====== Stored rows

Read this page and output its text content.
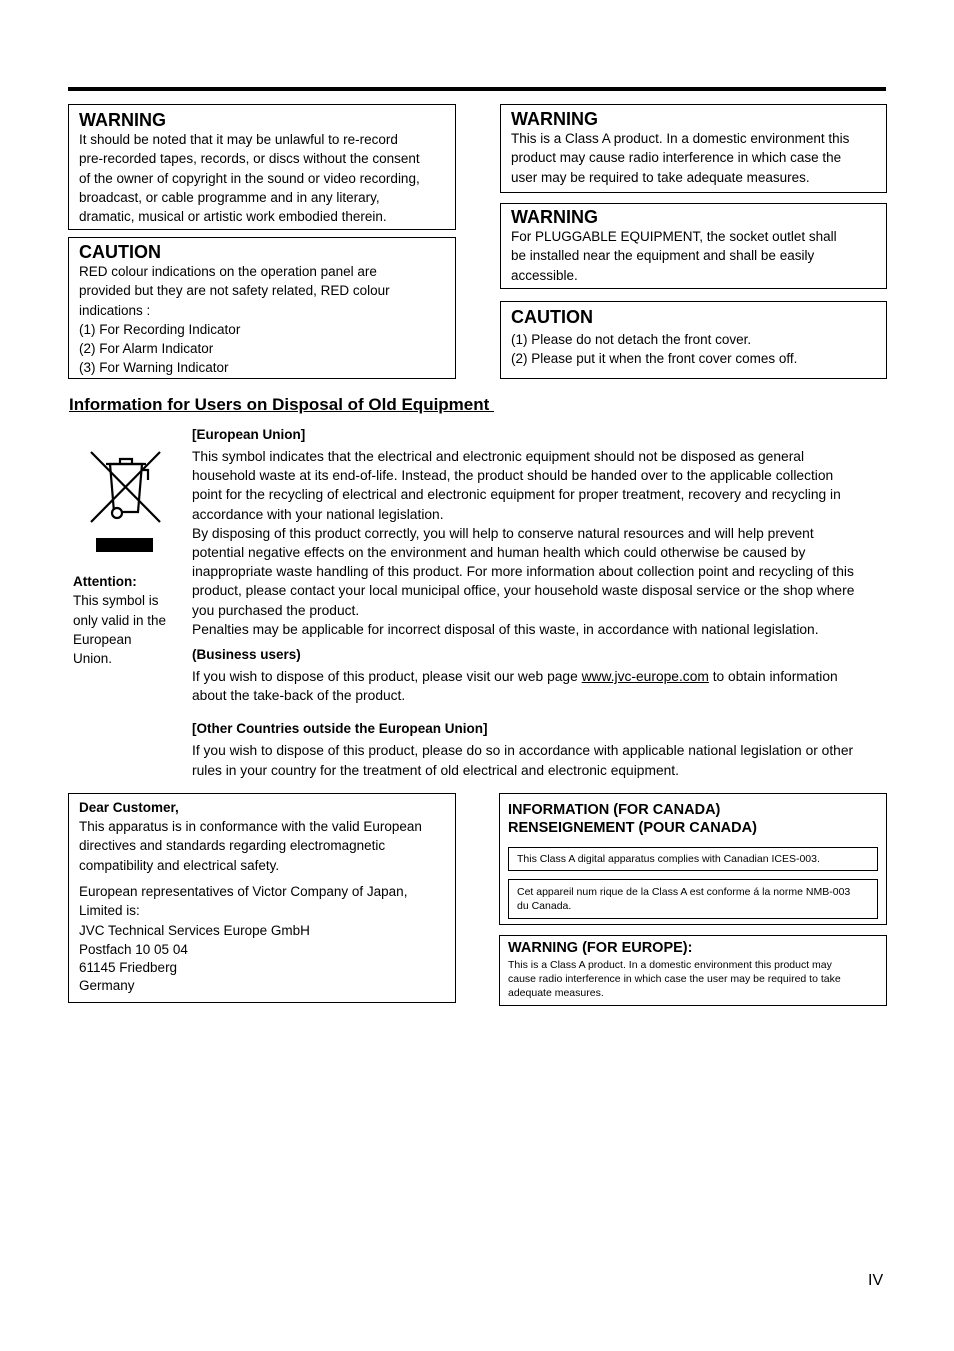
WARNING
It should be noted that it may be unlawful to re-record
pre-recorded tapes, records, or discs without the consent
of the owner of copyright in the sound or video recording,
broadcast, or cable programme and in any literary,
dramatic, musical or artistic work embodied therein.
CAUTION
RED colour indications on the operation panel are
provided but they are not safety related, RED colour
indications :
(1) For Recording Indicator
(2) For Alarm Indicator
(3) For Warning Indicator
WARNING
This is a Class A product. In a domestic environment this
product may cause radio interference in which case the
user may be required to take adequate measures.
WARNING
For PLUGGABLE EQUIPMENT, the socket outlet shall
be installed near the equipment and shall be easily
accessible.
CAUTION
(1) Please do not detach the front cover.
(2) Please put it when the front cover comes off.
Information for Users on Disposal of Old Equipment
Attention:
This symbol is
only valid in the
European
Union.
[European Union]

This symbol indicates that the electrical and electronic equipment should not be disposed as general

household waste at its end-of-life. Instead, the product should be handed over to the applicable collection

point for the recycling of electrical and electronic equipment for proper treatment, recovery and recycling in

accordance with your national legislation.

By disposing of this product correctly, you will help to conserve natural resources and will help prevent

potential negative effects on the environment and human health which could otherwise be caused by

inappropriate waste handling of this product. For more information about collection point and recycling of this

product, please contact your local municipal office, your household waste disposal service or the shop where

you purchased the product.

Penalties may be applicable for incorrect disposal of this waste, in accordance with national legislation.

(Business users)

If you wish to dispose of this product, please visit our web page www.jvc-europe.com to obtain information

about the take-back of the product.

[Other Countries outside the European Union]

If you wish to dispose of this product, please do so in accordance with applicable national legislation or other

rules in your country for the treatment of old electrical and electronic equipment.

Dear Customer,
This apparatus is in conformance with the valid European
directives and standards regarding electromagnetic
compatibility and electrical safety.
European representatives of Victor Company of Japan,
Limited is:
JVC Technical Services Europe GmbH
Postfach 10 05 04
61145 Friedberg
Germany
INFORMATION (FOR CANADA)
RENSEIGNEMENT (POUR CANADA)
This Class A digital apparatus complies with Canadian ICES-003.
Cet appareil num rique de la Class A est conforme á la norme NMB-003
du Canada.
WARNING (FOR EUROPE):
This is a Class A product. In a domestic environment this product may
cause radio interference in which case the user may be required to take
adequate measures.
IV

============

■ **What is asked**
Omit each picture, then return all of the listing exactly as it stands.

■ **The output**
Read this page and output its text content.
WARNING
It should be noted that it may be unlawful to re-record
pre-recorded tapes, records, or discs without the consent
of the owner of copyright in the sound or video recording,
broadcast, or cable programme and in any literary,
dramatic, musical or artistic work embodied therein.
CAUTION
RED colour indications on the operation panel are
provided but they are not safety related, RED colour
indications :
(1) For Recording Indicator
(2) For Alarm Indicator
(3) For Warning Indicator
WARNING
This is a Class A product. In a domestic environment this
product may cause radio interference in which case the
user may be required to take adequate measures.
WARNING
For PLUGGABLE EQUIPMENT, the socket outlet shall
be installed near the equipment and shall be easily
accessible.
CAUTION
(1) Please do not detach the front cover.
(2) Please put it when the front cover comes off.
Information for Users on Disposal of Old Equipment
Attention:
This symbol is
only valid in the
European
Union.
[European Union]

This symbol indicates that the electrical and electronic equipment should not be disposed as general

household waste at its end-of-life. Instead, the product should be handed over to the applicable collection

point for the recycling of electrical and electronic equipment for proper treatment, recovery and recycling in

accordance with your national legislation.

By disposing of this product correctly, you will help to conserve natural resources and will help prevent

potential negative effects on the environment and human health which could otherwise be caused by

inappropriate waste handling of this product. For more information about collection point and recycling of this

product, please contact your local municipal office, your household waste disposal service or the shop where

you purchased the product.

Penalties may be applicable for incorrect disposal of this waste, in accordance with national legislation.

(Business users)

If you wish to dispose of this product, please visit our web page www.jvc-europe.com to obtain information

about the take-back of the product.

[Other Countries outside the European Union]

If you wish to dispose of this product, please do so in accordance with applicable national legislation or other

rules in your country for the treatment of old electrical and electronic equipment.

Dear Customer,
This apparatus is in conformance with the valid European
directives and standards regarding electromagnetic
compatibility and electrical safety.
European representatives of Victor Company of Japan,
Limited is:
JVC Technical Services Europe GmbH
Postfach 10 05 04
61145 Friedberg
Germany
INFORMATION (FOR CANADA)
RENSEIGNEMENT (POUR CANADA)
This Class A digital apparatus complies with Canadian ICES-003.
Cet appareil num rique de la Class A est conforme á la norme NMB-003
du Canada.
WARNING (FOR EUROPE):
This is a Class A product. In a domestic environment this product may
cause radio interference in which case the user may be required to take
adequate measures.
IV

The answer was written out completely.